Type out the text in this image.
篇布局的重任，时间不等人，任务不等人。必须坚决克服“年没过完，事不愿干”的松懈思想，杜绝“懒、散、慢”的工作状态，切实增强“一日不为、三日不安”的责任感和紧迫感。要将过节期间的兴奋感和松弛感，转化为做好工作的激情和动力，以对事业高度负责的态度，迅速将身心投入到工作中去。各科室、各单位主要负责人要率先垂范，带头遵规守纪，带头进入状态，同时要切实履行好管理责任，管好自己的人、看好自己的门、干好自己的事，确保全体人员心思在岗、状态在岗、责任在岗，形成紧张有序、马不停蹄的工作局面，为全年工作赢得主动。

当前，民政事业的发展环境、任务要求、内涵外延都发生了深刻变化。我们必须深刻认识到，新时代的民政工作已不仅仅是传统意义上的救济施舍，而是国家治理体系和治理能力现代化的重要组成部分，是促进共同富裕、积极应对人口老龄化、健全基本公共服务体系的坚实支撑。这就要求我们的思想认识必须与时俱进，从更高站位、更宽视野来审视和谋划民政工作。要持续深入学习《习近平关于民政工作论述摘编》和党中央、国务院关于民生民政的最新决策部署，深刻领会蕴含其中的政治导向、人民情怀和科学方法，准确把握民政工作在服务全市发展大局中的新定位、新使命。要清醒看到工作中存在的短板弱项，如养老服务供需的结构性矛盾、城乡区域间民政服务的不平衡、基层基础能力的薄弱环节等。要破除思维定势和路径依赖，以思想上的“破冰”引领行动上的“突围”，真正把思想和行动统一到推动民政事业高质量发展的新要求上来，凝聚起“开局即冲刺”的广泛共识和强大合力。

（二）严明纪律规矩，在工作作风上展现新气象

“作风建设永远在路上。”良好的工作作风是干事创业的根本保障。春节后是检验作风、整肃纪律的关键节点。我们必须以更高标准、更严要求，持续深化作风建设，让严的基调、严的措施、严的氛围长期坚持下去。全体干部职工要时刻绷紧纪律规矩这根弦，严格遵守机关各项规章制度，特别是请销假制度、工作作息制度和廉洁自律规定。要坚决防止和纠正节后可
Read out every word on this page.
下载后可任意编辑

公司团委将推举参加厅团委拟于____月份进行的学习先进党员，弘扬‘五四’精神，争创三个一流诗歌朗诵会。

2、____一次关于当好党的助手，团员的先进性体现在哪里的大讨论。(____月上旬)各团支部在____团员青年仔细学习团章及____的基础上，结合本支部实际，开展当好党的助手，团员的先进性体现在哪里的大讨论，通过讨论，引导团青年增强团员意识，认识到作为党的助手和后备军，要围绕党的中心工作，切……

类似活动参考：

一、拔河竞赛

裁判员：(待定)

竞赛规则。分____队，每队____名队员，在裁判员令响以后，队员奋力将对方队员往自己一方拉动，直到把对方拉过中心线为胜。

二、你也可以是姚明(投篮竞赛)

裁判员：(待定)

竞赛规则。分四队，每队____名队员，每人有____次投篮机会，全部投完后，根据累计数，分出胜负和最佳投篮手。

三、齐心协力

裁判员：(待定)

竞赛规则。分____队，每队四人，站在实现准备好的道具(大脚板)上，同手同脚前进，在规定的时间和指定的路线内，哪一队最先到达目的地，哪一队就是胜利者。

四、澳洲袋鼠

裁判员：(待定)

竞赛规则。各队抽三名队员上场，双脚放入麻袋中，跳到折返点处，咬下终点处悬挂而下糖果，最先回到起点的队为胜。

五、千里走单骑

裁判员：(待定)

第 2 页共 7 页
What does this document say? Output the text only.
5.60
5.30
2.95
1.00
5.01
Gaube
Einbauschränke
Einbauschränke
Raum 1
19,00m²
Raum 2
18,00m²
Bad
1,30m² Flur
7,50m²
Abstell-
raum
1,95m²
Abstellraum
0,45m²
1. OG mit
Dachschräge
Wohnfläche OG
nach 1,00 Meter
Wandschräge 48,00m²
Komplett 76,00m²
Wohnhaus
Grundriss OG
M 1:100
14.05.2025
# # # #
_Exercise goal:_
Every line from the one containing "Read out every word on this page." through the end of the entries above must be echoed exactly, with both ends kept.

_Answer in full:_
Read out every word on this page.
下载后可任意编辑

公司团委将推举参加厅团委拟于____月份进行的学习先进党员，弘扬‘五四’精神，争创三个一流诗歌朗诵会。

2、____一次关于当好党的助手，团员的先进性体现在哪里的大讨论。(____月上旬)各团支部在____团员青年仔细学习团章及____的基础上，结合本支部实际，开展当好党的助手，团员的先进性体现在哪里的大讨论，通过讨论，引导团青年增强团员意识，认识到作为党的助手和后备军，要围绕党的中心工作，切……

类似活动参考：

一、拔河竞赛

裁判员：(待定)

竞赛规则。分____队，每队____名队员，在裁判员令响以后，队员奋力将对方队员往自己一方拉动，直到把对方拉过中心线为胜。

二、你也可以是姚明(投篮竞赛)

裁判员：(待定)

竞赛规则。分四队，每队____名队员，每人有____次投篮机会，全部投完后，根据累计数，分出胜负和最佳投篮手。

三、齐心协力

裁判员：(待定)

竞赛规则。分____队，每队四人，站在实现准备好的道具(大脚板)上，同手同脚前进，在规定的时间和指定的路线内，哪一队最先到达目的地，哪一队就是胜利者。

四、澳洲袋鼠

裁判员：(待定)

竞赛规则。各队抽三名队员上场，双脚放入麻袋中，跳到折返点处，咬下终点处悬挂而下糖果，最先回到起点的队为胜。

五、千里走单骑

裁判员：(待定)

第 2 页共 7 页
What does this document say? Output the text only.
5.60
5.30
2.95
1.00
5.01
Gaube
Einbauschränke
Einbauschränke
Raum 1
19,00m²
Raum 2
18,00m²
Bad
1,30m² Flur
7,50m²
Abstell-
raum
1,95m²
Abstellraum
0,45m²
1. OG mit
Dachschräge
Wohnfläche OG
nach 1,00 Meter
Wandschräge 48,00m²
Komplett 76,00m²
Wohnhaus
Grundriss OG
M 1:100
14.05.2025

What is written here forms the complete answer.